# What to work on:
Write out the entries again exactly as they are given.
--*--
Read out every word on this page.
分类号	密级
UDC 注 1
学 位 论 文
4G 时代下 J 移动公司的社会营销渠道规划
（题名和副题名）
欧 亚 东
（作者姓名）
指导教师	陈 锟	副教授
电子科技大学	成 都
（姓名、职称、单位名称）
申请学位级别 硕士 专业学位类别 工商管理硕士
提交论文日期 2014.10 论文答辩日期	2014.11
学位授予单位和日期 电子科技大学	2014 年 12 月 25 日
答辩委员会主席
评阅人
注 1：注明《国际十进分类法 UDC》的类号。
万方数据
--*--
# Task result:
Read out every word on this page.
分类号	密级
UDC 注 1
学 位 论 文
4G 时代下 J 移动公司的社会营销渠道规划
（题名和副题名）
欧 亚 东
（作者姓名）
指导教师	陈 锟	副教授
电子科技大学	成 都
（姓名、职称、单位名称）
申请学位级别 硕士 专业学位类别 工商管理硕士
提交论文日期 2014.10 论文答辩日期	2014.11
学位授予单位和日期 电子科技大学	2014 年 12 月 25 日
答辩委员会主席
评阅人
注 1：注明《国际十进分类法 UDC》的类号。
万方数据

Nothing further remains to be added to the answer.